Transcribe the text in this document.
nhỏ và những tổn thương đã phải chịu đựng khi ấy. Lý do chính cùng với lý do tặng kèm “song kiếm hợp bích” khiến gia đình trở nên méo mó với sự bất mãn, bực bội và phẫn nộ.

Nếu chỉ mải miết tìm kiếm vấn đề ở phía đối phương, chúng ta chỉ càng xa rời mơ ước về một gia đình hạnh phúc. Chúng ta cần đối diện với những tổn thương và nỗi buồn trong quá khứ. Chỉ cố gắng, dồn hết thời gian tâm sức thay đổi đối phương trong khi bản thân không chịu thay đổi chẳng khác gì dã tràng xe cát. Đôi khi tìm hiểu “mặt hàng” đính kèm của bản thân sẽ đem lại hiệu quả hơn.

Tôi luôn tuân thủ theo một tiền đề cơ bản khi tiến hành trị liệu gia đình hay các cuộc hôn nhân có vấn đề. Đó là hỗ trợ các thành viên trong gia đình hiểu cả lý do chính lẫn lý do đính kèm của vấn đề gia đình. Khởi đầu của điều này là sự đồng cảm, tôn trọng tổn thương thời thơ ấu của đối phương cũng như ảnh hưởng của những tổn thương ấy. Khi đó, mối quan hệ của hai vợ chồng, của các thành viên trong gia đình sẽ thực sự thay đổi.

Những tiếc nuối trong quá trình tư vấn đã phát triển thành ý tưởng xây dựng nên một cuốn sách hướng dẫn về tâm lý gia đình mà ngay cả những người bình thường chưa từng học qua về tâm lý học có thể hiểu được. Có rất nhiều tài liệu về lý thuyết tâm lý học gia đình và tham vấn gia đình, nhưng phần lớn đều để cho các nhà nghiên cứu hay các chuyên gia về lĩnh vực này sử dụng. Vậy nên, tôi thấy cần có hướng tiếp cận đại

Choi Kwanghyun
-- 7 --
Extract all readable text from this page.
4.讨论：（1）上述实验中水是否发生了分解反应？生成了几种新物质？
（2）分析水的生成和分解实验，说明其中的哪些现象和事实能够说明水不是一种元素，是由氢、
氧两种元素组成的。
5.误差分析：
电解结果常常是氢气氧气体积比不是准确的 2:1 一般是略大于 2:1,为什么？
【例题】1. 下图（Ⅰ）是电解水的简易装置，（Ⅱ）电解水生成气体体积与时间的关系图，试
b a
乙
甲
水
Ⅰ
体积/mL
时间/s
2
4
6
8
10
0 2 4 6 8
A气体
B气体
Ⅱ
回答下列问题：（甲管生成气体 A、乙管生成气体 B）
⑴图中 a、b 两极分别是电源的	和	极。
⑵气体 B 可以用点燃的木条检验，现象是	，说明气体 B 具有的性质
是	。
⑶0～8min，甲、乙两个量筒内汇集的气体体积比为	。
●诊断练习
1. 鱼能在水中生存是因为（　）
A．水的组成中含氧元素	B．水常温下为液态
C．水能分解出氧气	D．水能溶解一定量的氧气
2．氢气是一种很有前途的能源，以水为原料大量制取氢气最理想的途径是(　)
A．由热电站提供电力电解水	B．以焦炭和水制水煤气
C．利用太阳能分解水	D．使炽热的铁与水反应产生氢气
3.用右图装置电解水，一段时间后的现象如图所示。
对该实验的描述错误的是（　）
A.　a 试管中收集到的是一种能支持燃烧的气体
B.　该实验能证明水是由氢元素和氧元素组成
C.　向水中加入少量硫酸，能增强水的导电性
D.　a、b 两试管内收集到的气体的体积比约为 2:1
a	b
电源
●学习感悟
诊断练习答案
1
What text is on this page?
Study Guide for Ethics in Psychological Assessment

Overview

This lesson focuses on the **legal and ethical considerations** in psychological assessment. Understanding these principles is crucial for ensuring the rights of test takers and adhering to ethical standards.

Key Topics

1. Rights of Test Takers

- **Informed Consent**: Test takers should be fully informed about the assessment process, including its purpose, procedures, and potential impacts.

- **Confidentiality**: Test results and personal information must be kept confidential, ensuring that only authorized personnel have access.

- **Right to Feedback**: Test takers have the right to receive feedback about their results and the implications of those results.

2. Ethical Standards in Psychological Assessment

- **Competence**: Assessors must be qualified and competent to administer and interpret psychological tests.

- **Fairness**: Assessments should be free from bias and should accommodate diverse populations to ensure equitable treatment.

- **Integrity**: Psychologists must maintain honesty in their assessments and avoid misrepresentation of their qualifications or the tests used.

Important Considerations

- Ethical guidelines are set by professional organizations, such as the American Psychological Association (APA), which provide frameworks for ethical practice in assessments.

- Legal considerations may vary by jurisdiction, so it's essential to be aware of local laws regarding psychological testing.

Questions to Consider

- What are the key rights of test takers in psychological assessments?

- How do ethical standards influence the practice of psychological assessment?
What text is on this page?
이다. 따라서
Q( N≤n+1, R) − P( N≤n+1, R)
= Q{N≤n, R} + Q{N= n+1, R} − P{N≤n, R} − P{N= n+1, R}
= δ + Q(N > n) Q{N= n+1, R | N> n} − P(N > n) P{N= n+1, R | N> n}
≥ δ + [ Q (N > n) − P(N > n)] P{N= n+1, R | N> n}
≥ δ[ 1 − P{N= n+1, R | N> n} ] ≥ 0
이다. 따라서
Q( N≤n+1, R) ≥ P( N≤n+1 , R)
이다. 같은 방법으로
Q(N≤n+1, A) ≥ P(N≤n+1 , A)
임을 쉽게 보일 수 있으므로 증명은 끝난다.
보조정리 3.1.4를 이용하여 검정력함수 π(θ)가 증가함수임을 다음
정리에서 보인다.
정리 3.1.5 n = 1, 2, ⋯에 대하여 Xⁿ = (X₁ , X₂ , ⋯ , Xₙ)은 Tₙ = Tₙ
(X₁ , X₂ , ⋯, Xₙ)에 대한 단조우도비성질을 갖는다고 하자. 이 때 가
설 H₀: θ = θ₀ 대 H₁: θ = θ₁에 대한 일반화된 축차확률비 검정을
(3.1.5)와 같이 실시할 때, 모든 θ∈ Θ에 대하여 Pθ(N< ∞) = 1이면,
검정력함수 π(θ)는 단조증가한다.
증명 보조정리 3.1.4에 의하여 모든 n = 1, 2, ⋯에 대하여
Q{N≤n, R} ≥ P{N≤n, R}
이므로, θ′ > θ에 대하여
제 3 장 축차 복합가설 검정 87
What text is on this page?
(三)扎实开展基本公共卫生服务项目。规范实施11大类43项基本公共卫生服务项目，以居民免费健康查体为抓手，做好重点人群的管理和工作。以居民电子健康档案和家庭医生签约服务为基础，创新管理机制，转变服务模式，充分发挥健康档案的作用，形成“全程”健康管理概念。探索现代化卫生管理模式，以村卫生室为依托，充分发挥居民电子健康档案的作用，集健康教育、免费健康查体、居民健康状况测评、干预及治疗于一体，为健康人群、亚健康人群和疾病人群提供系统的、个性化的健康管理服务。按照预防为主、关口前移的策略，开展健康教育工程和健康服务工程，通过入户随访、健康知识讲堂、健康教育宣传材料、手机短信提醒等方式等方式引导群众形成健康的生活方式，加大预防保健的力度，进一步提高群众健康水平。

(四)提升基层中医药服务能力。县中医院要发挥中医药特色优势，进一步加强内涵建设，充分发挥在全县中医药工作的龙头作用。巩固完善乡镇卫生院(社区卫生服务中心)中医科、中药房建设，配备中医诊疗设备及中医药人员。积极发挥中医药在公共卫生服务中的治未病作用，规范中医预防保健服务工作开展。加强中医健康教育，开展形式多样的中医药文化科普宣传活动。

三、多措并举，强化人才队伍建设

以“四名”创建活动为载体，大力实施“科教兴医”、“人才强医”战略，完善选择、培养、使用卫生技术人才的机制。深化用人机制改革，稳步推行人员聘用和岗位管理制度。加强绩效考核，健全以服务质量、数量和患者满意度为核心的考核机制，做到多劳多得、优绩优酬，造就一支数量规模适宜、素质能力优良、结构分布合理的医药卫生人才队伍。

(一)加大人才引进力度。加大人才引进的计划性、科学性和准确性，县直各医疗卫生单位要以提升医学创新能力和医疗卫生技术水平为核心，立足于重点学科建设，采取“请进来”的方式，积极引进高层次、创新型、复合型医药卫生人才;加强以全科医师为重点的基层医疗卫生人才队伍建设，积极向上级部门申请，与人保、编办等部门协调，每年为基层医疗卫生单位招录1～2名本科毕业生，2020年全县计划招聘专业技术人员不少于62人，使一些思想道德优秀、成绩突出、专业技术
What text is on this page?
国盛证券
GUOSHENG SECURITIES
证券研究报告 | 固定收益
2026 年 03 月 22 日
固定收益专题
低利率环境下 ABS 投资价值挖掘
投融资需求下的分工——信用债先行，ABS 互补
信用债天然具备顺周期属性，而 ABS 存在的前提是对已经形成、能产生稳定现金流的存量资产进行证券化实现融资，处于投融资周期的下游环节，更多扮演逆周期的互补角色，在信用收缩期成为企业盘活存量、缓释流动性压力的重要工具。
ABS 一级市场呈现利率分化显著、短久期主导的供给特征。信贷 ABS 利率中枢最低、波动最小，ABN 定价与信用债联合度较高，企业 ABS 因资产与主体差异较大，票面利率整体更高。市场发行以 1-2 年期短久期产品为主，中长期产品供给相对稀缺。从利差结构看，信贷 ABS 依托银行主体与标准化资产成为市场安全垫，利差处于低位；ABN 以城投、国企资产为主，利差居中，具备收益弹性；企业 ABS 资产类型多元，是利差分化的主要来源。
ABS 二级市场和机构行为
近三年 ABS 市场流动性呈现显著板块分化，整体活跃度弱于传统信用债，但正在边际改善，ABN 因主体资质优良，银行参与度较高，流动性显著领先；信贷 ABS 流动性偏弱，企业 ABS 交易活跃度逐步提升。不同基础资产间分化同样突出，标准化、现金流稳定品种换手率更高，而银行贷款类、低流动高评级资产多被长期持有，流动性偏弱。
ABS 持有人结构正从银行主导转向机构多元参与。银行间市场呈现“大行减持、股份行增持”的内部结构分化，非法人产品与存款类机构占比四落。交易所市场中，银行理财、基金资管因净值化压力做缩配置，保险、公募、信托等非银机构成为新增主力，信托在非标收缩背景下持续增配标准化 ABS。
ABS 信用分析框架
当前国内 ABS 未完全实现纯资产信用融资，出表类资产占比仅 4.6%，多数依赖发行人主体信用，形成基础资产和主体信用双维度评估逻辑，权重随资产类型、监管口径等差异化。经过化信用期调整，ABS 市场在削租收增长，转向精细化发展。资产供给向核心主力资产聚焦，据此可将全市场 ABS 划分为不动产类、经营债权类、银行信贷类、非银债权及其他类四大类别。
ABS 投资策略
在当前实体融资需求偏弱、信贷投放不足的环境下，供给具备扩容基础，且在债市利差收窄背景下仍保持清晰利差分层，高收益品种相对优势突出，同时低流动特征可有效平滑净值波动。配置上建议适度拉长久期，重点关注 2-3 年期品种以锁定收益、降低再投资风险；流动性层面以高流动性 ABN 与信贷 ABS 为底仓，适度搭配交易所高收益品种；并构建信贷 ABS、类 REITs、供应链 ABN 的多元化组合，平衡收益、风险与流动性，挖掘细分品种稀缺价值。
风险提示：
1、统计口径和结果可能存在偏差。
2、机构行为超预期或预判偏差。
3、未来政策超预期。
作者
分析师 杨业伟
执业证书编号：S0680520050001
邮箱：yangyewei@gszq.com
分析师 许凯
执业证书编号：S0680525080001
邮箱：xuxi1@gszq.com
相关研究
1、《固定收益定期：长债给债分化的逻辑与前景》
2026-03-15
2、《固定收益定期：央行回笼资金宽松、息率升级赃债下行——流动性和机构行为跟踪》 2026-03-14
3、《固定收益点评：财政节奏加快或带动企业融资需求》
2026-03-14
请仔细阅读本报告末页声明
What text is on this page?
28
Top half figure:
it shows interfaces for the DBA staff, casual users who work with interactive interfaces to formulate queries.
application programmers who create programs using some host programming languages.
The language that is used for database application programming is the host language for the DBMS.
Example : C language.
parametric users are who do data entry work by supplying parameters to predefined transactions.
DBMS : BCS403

▶ [Your goal]
Copy out the lines in which the string "have" appears.

▶ [Task answer]
- **Confidentiality**: Test results and personal information must be kept confidential, ensuring that only authorized personnel have access.
- **Right to Feedback**: Test takers have the right to receive feedback about their results and the implications of those results.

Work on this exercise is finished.